- _EXERCISE_
Count the lines below that contain the word "this". Give only the number.

>> START SOURCE DATA

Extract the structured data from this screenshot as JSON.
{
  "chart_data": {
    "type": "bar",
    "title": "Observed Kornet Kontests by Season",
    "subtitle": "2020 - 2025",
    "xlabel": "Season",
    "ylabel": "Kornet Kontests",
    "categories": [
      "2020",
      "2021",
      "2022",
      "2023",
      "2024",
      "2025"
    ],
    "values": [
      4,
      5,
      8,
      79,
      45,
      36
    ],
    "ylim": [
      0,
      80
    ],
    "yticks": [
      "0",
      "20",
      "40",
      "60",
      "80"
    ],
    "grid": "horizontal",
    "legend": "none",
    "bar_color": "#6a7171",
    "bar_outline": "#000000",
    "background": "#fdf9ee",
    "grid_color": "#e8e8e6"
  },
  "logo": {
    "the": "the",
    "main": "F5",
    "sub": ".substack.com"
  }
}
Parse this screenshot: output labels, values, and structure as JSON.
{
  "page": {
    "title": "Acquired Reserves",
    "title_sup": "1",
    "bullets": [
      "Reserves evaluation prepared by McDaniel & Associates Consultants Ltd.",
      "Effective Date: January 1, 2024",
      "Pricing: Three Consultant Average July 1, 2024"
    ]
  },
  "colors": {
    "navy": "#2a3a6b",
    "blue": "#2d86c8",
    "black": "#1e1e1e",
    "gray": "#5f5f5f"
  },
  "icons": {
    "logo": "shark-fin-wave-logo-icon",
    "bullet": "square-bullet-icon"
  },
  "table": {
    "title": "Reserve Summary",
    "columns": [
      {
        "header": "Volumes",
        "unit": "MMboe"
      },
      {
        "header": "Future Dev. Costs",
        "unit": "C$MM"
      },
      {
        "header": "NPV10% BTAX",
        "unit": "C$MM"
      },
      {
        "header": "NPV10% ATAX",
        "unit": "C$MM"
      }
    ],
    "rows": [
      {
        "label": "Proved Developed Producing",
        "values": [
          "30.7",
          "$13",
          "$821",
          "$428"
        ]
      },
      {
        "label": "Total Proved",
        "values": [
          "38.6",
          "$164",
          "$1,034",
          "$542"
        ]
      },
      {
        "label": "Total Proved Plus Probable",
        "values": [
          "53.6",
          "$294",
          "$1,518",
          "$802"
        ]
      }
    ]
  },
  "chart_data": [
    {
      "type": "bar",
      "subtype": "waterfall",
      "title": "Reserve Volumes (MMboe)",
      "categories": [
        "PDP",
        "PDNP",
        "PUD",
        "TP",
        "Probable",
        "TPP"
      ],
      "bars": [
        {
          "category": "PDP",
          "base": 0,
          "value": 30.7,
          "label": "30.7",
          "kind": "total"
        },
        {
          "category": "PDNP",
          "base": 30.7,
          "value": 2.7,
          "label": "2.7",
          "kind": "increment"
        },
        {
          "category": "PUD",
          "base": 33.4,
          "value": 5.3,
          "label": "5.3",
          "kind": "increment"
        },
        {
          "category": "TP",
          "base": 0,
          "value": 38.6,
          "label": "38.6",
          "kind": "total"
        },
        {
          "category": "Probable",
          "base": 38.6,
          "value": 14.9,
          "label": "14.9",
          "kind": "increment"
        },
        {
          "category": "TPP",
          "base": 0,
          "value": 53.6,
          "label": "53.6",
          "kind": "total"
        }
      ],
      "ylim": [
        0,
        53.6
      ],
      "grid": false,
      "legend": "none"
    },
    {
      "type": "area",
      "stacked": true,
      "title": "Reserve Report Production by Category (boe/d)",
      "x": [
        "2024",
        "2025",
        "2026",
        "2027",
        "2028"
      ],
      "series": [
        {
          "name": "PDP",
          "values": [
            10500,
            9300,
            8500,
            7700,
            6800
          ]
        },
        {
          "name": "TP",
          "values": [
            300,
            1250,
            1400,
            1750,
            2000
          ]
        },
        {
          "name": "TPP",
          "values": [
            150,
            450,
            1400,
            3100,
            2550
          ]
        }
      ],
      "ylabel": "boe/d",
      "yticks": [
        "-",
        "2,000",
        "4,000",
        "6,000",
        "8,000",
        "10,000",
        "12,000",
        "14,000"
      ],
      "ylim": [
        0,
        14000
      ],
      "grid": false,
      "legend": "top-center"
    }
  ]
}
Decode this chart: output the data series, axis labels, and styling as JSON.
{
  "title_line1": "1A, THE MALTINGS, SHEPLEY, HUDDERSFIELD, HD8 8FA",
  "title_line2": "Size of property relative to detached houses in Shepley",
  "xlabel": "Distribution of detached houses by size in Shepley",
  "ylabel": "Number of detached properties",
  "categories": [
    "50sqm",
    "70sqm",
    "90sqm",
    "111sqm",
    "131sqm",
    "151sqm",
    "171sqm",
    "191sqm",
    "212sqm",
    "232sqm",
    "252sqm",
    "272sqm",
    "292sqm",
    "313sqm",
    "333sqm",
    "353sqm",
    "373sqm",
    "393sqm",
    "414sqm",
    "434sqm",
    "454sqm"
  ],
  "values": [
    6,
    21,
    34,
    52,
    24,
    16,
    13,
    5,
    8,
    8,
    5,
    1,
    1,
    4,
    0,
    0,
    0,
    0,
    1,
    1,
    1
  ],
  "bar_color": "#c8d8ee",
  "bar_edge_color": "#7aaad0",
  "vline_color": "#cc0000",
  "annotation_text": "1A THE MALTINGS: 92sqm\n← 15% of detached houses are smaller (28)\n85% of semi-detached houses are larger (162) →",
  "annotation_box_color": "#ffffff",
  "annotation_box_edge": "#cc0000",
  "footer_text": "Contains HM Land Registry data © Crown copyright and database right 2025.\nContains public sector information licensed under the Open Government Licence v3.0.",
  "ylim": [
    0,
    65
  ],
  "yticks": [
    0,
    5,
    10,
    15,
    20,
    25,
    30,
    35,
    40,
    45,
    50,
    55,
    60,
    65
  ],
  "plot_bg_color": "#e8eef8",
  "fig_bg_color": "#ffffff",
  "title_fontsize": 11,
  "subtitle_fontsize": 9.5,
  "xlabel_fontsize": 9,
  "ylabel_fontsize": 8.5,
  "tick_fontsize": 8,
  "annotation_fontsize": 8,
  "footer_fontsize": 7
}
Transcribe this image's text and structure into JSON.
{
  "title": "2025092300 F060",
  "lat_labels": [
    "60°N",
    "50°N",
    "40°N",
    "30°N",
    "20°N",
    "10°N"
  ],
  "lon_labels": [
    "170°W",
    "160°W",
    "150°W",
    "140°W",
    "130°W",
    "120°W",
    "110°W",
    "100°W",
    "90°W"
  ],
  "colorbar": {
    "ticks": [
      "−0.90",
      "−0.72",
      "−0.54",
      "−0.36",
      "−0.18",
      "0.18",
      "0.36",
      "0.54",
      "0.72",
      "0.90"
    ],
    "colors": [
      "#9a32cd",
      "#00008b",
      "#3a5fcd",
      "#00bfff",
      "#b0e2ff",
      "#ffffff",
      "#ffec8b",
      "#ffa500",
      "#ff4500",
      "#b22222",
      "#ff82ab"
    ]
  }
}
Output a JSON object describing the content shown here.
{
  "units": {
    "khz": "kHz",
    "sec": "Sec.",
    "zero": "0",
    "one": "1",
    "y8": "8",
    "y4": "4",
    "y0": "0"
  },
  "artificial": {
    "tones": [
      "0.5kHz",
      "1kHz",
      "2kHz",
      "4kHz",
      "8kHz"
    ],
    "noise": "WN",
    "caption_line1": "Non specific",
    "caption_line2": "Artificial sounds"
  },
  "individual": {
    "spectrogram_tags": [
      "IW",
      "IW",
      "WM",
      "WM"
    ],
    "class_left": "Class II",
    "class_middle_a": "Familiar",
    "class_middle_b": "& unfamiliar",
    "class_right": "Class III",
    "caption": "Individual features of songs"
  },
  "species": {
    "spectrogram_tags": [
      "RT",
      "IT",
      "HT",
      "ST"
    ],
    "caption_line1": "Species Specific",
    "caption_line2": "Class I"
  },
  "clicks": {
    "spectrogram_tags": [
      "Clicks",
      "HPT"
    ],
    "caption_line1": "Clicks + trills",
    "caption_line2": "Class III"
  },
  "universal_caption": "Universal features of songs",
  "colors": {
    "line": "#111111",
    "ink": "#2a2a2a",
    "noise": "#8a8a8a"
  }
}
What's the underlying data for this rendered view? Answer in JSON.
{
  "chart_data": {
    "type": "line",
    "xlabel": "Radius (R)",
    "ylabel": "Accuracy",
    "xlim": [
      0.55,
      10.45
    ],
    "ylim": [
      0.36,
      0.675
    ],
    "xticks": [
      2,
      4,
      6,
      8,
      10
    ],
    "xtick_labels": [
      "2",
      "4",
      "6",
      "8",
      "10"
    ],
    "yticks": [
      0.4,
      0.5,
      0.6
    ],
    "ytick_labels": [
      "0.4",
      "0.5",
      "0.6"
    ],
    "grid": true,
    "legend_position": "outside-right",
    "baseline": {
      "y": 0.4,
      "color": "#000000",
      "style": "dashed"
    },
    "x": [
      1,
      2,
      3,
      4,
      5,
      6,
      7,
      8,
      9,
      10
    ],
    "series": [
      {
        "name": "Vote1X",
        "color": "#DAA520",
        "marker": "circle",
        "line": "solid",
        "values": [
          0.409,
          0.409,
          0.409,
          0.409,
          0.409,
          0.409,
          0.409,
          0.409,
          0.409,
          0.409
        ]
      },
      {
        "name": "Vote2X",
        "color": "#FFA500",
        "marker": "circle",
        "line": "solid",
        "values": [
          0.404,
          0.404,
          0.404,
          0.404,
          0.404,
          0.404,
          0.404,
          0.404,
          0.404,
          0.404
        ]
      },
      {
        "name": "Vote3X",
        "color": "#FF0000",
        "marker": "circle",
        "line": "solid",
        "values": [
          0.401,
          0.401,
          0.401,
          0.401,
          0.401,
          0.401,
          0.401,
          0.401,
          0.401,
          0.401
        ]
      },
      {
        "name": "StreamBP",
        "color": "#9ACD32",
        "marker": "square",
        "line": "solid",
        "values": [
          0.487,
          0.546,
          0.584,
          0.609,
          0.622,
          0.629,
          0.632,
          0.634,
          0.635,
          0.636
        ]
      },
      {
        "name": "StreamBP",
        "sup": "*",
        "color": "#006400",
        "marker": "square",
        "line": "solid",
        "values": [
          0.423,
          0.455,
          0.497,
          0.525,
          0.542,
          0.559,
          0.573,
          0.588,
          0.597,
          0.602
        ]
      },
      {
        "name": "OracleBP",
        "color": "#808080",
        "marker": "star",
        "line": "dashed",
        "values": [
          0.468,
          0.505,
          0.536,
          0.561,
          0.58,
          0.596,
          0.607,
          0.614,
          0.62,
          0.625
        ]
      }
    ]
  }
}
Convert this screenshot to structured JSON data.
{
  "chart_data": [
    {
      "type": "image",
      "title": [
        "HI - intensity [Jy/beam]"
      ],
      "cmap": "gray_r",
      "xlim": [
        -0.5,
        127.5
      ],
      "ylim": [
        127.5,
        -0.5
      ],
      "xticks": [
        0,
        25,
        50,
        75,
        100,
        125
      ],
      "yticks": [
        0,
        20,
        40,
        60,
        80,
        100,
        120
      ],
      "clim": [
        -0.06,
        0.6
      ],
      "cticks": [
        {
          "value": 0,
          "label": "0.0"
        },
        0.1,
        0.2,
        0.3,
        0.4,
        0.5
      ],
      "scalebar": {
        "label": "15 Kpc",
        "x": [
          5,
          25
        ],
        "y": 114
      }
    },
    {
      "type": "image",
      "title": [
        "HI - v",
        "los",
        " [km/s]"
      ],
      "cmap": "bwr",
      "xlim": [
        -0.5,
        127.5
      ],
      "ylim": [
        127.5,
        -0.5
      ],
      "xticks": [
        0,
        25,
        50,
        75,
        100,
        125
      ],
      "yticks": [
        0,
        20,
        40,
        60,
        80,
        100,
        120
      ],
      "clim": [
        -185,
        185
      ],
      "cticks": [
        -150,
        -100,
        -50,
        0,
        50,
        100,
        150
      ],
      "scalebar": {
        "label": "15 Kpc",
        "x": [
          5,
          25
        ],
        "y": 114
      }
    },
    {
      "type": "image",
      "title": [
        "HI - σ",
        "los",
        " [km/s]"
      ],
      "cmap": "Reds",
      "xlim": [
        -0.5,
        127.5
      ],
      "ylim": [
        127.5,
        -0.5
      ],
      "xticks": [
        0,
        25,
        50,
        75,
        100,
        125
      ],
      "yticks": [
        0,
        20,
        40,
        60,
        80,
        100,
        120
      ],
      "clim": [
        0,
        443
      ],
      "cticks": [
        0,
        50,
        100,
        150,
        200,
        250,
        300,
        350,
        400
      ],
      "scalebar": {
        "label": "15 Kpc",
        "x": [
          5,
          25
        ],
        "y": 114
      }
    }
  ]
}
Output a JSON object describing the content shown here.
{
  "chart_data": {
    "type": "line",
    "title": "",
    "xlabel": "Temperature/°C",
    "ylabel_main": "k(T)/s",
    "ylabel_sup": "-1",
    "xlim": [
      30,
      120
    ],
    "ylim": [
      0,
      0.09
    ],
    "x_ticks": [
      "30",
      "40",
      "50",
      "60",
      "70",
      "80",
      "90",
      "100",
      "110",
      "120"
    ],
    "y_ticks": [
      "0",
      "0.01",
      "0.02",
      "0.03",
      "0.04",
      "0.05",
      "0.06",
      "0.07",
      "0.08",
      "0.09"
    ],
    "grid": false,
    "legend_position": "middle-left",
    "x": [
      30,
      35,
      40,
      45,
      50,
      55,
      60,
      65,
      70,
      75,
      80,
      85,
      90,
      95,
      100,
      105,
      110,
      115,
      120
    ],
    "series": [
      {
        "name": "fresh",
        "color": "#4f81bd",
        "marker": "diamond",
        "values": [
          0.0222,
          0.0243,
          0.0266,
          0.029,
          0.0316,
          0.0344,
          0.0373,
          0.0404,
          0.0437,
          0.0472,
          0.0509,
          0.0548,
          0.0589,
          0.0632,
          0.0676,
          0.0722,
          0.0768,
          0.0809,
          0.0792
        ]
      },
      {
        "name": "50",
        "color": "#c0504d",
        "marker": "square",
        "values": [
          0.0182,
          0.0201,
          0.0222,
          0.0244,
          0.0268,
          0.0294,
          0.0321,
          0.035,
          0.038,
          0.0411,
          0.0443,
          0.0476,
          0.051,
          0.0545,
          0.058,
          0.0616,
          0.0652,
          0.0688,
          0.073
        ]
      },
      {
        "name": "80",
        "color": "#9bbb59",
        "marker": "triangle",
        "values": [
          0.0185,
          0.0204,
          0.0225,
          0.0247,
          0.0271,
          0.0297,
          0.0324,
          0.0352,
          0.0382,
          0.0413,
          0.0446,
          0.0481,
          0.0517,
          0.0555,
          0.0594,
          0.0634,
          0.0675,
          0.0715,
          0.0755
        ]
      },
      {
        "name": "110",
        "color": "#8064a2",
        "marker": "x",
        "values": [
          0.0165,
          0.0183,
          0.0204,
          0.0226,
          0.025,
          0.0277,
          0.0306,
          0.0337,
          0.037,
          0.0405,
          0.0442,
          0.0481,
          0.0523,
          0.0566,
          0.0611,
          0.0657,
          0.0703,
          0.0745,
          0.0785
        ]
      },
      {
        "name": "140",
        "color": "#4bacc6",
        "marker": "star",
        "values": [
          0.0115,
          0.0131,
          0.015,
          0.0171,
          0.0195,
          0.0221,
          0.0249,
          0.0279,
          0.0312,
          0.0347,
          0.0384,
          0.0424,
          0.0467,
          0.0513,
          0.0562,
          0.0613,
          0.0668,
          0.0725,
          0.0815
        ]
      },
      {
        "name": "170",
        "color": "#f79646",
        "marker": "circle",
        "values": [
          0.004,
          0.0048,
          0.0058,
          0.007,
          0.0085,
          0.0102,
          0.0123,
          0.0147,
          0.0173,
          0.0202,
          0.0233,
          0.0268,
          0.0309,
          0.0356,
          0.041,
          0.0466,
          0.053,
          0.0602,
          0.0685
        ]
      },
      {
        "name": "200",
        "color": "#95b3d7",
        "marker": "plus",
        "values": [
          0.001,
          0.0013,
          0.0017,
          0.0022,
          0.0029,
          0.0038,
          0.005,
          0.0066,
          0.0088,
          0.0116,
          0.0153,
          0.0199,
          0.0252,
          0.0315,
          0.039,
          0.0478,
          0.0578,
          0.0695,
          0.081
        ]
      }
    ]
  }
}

>> END SOURCE DATA

- _RIGHT ANSWER_
6